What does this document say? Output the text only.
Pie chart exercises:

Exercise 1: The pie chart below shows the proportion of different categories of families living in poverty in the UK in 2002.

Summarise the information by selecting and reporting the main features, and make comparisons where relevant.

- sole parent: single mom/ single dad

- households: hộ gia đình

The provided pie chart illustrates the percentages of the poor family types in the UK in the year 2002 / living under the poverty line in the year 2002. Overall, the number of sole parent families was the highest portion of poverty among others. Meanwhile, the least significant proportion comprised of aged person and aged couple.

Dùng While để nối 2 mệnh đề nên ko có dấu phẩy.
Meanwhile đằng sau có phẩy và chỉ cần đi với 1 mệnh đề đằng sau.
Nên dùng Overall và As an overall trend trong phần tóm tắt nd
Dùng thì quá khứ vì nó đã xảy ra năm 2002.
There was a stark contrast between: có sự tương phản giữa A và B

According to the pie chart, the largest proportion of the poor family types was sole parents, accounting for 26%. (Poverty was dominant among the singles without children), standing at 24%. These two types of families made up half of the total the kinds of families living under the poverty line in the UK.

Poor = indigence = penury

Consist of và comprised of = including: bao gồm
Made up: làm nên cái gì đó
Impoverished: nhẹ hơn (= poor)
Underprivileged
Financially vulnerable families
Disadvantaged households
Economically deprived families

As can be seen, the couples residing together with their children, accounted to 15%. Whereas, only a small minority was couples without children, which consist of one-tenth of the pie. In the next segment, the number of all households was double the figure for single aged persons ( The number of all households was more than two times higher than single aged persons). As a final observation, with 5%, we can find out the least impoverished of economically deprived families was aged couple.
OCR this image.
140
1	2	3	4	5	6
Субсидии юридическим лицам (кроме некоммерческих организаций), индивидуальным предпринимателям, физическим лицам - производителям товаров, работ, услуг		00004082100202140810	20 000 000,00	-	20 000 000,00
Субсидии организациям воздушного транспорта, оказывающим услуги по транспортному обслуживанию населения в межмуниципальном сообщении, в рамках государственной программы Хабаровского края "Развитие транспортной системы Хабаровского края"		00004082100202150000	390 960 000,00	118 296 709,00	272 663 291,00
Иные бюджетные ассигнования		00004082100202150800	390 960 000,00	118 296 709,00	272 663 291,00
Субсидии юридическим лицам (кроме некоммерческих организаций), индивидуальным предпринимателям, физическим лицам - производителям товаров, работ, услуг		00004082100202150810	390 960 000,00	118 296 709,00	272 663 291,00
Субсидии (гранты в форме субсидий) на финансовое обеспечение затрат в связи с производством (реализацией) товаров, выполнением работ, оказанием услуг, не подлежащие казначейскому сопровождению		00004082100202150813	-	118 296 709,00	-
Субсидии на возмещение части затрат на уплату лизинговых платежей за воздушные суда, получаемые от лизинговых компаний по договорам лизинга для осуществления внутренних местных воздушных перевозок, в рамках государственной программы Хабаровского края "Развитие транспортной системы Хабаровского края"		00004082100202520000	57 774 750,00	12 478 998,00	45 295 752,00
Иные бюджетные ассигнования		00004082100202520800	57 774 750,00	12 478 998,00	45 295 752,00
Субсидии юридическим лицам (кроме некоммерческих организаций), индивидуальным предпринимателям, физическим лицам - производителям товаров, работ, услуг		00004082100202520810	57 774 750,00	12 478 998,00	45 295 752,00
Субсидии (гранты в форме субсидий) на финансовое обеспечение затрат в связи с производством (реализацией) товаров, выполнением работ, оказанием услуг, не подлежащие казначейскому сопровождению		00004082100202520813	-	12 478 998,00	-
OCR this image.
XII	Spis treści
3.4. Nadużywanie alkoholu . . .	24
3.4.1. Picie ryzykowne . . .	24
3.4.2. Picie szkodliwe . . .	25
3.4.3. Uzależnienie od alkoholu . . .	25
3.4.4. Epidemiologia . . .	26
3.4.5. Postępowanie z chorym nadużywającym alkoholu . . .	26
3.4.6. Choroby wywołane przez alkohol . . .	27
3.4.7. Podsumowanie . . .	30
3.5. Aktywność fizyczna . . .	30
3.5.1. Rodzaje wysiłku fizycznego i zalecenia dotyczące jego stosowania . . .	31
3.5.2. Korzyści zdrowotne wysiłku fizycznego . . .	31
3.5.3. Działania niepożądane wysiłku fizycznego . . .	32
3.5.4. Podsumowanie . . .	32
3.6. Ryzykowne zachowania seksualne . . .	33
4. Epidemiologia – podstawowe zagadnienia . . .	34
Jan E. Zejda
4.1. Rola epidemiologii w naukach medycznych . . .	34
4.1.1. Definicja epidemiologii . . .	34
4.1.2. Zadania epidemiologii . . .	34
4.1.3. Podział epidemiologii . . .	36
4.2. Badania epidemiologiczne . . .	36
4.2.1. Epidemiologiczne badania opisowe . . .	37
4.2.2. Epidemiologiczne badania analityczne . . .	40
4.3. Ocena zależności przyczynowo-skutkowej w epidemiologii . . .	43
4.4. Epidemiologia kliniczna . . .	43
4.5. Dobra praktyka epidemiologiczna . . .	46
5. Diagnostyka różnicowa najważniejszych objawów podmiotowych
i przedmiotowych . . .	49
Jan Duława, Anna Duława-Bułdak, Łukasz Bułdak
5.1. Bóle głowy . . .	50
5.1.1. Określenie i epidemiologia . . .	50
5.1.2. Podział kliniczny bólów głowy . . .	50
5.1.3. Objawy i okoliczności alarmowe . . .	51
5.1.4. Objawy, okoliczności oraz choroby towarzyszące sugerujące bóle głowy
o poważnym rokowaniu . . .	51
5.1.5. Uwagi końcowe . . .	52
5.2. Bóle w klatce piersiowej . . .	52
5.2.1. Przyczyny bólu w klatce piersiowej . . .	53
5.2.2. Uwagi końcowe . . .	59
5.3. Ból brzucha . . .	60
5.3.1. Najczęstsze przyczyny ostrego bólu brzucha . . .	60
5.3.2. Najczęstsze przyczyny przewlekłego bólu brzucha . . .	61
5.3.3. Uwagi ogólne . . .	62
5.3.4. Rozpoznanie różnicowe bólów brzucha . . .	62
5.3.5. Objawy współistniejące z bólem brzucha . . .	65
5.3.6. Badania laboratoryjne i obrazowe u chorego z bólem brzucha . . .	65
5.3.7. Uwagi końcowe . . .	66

--- --- ---

• [Request] Identify which lines contain the word "okoliczności" and copy each one.

• [Result of this exercise]
5.1.3. Objawy i okoliczności alarmowe . . .	51
5.1.4. Objawy, okoliczności oraz choroby towarzyszące sugerujące bóle głowy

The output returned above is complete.